▸ **Problem statement**:
Return all lines with the word "chinuchoffice" in them.
[Data start]
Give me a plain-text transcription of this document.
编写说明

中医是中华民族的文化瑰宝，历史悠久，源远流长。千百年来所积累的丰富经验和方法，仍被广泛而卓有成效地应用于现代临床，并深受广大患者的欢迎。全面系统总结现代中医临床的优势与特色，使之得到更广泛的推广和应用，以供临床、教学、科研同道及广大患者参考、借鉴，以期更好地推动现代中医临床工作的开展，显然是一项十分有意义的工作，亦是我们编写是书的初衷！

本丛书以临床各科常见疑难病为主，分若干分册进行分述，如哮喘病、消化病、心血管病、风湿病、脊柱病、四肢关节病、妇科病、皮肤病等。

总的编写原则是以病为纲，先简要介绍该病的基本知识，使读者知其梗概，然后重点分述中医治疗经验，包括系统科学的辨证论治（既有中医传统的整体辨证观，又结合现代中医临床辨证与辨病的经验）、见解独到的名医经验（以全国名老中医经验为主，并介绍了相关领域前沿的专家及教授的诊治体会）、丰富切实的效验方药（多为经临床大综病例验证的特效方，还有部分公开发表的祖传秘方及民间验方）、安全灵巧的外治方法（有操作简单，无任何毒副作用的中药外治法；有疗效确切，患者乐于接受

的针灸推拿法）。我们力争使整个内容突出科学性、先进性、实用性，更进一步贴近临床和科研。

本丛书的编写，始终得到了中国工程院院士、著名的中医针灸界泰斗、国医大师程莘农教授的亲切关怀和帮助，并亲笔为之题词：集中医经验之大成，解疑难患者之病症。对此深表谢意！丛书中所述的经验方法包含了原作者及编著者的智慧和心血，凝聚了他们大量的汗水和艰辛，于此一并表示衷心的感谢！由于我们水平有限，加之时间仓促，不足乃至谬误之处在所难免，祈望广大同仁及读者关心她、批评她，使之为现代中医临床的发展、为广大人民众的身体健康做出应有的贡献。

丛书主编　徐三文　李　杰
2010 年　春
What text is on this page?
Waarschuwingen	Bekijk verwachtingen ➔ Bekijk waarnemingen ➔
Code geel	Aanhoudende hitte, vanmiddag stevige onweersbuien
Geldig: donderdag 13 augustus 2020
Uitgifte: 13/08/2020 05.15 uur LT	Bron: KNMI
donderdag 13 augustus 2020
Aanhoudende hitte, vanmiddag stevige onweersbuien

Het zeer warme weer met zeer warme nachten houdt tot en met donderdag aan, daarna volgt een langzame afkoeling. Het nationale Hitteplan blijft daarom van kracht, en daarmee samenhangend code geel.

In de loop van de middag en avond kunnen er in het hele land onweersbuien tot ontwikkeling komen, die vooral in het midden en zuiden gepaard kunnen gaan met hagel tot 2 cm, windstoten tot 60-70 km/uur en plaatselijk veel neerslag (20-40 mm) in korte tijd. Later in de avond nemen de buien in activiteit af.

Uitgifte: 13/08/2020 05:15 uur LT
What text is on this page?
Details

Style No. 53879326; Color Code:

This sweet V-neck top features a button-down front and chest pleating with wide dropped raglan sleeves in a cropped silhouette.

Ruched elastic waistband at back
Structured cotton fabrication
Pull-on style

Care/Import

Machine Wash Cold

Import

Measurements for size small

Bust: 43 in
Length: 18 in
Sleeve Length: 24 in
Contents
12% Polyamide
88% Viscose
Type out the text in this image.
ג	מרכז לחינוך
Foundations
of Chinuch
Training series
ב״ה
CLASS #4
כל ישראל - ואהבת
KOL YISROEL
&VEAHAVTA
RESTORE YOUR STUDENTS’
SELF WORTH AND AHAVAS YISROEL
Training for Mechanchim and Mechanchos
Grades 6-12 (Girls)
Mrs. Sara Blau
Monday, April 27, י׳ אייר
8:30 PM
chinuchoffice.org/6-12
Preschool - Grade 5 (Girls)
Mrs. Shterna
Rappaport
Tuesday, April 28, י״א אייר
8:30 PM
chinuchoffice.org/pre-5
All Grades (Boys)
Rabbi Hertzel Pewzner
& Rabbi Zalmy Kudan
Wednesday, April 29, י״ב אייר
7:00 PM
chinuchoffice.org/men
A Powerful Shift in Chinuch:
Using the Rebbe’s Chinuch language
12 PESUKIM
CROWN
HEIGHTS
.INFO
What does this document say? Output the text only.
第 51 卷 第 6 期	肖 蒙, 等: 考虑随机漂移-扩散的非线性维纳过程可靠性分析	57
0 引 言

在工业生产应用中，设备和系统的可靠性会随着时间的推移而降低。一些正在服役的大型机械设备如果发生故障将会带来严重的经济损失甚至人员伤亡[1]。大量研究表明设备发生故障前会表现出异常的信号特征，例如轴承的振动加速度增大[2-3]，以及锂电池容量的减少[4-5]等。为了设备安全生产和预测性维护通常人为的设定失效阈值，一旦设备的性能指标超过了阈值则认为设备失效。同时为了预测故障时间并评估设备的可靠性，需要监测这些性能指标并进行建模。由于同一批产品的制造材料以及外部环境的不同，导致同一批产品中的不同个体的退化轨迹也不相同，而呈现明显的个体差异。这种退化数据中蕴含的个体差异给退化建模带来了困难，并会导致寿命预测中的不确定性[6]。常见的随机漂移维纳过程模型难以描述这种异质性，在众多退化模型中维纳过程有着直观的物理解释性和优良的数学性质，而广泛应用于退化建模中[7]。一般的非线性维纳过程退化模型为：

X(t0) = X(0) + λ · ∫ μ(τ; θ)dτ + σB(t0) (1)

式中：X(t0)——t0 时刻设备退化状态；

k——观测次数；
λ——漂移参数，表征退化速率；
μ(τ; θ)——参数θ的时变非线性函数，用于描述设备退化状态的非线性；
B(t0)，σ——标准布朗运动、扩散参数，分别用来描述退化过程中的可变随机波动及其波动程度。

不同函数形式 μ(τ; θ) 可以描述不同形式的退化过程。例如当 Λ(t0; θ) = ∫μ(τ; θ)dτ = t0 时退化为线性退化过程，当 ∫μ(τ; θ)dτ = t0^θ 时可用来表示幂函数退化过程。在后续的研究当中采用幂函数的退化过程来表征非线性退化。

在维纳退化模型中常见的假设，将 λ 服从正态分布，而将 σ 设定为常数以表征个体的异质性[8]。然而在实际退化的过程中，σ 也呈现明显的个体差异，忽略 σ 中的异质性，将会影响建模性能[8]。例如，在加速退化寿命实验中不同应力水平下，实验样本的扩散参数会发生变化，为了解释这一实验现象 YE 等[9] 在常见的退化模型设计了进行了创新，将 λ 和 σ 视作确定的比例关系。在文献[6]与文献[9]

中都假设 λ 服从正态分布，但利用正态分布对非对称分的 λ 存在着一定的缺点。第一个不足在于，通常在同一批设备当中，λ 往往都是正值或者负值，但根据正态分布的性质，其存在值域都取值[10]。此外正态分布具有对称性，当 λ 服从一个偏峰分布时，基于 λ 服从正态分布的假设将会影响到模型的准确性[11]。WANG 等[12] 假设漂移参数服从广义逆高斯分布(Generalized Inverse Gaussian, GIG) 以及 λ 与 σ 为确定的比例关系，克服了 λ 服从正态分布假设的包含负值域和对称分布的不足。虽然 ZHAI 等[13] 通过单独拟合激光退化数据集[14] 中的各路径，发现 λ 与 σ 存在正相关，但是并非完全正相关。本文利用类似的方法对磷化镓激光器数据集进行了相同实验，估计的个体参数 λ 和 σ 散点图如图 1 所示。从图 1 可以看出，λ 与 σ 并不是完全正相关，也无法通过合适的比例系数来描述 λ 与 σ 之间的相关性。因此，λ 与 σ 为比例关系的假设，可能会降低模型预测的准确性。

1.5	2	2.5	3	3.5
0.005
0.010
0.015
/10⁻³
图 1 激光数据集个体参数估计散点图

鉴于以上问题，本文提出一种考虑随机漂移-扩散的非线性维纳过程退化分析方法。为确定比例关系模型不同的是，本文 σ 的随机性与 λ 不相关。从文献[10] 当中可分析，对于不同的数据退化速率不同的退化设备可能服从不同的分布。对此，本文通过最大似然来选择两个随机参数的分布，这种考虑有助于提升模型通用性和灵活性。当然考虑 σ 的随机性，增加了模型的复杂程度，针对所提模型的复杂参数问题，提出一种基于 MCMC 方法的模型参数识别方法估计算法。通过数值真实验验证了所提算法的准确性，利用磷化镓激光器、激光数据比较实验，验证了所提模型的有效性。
[Data end]
▸ **Result of the task**:
chinuchoffice.org/6-12
chinuchoffice.org/pre-5
chinuchoffice.org/men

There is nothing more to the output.